- _AVAILABLE DATA_

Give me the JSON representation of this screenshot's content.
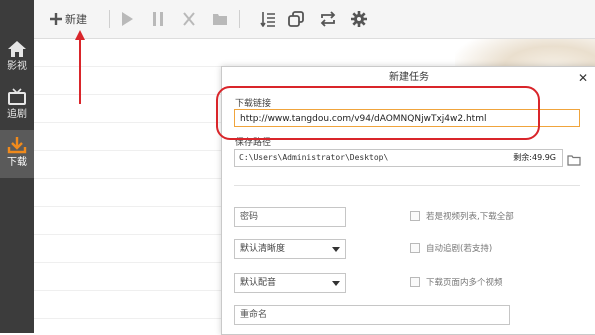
{
  "rail": {
    "items": [
      {
        "label": "影视",
        "icon": "home-icon"
      },
      {
        "label": "追剧",
        "icon": "tv-icon"
      },
      {
        "label": "下载",
        "icon": "download-icon"
      }
    ],
    "active_index": 2
  },
  "toolbar": {
    "new_label": "新建",
    "icons": [
      "play-icon",
      "pause-icon",
      "delete-icon",
      "folder-icon",
      "list-sort-icon",
      "copy-icon",
      "repeat-icon",
      "settings-icon"
    ]
  },
  "dialog": {
    "title": "新建任务",
    "close_glyph": "✕",
    "url_label": "下载链接",
    "url_value": "http://www.tangdou.com/v94/dAOMNQNjwTxj4w2.html",
    "save_label": "保存路径",
    "save_path": "C:\\Users\\Administrator\\Desktop\\",
    "free_space": "剩余:49.9G",
    "password_placeholder": "密码",
    "quality_select": "默认清晰度",
    "audio_select": "默认配音",
    "rename_placeholder": "重命名",
    "options": [
      {
        "label": "若是视频列表,下载全部",
        "checked": false
      },
      {
        "label": "自动追剧(若支持)",
        "checked": false
      },
      {
        "label": "下载页面内多个视频",
        "checked": false
      }
    ]
  },
  "colors": {
    "rail_bg": "#3c3c3c",
    "toolbar_bg": "#f5f5f5",
    "input_focus": "#f0a43c",
    "annotation_red": "#d9252a",
    "download_accent": "#f08a1c"
  }
}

- _WHAT YOU SHOULD DO_
Write out all the entries exactly, except for the pictures.

- _RESPONSE_
Give me the JSON representation of this screenshot's content.
{
  "rail": {
    "items": [
      {
        "label": "影视",
        "icon": "home-icon"
      },
      {
        "label": "追剧",
        "icon": "tv-icon"
      },
      {
        "label": "下载",
        "icon": "download-icon"
      }
    ],
    "active_index": 2
  },
  "toolbar": {
    "new_label": "新建",
    "icons": [
      "play-icon",
      "pause-icon",
      "delete-icon",
      "folder-icon",
      "list-sort-icon",
      "copy-icon",
      "repeat-icon",
      "settings-icon"
    ]
  },
  "dialog": {
    "title": "新建任务",
    "close_glyph": "✕",
    "url_label": "下载链接",
    "url_value": "http://www.tangdou.com/v94/dAOMNQNjwTxj4w2.html",
    "save_label": "保存路径",
    "save_path": "C:\\Users\\Administrator\\Desktop\\",
    "free_space": "剩余:49.9G",
    "password_placeholder": "密码",
    "quality_select": "默认清晰度",
    "audio_select": "默认配音",
    "rename_placeholder": "重命名",
    "options": [
      {
        "label": "若是视频列表,下载全部",
        "checked": false
      },
      {
        "label": "自动追剧(若支持)",
        "checked": false
      },
      {
        "label": "下载页面内多个视频",
        "checked": false
      }
    ]
  },
  "colors": {
    "rail_bg": "#3c3c3c",
    "toolbar_bg": "#f5f5f5",
    "input_focus": "#f0a43c",
    "annotation_red": "#d9252a",
    "download_accent": "#f08a1c"
  }
}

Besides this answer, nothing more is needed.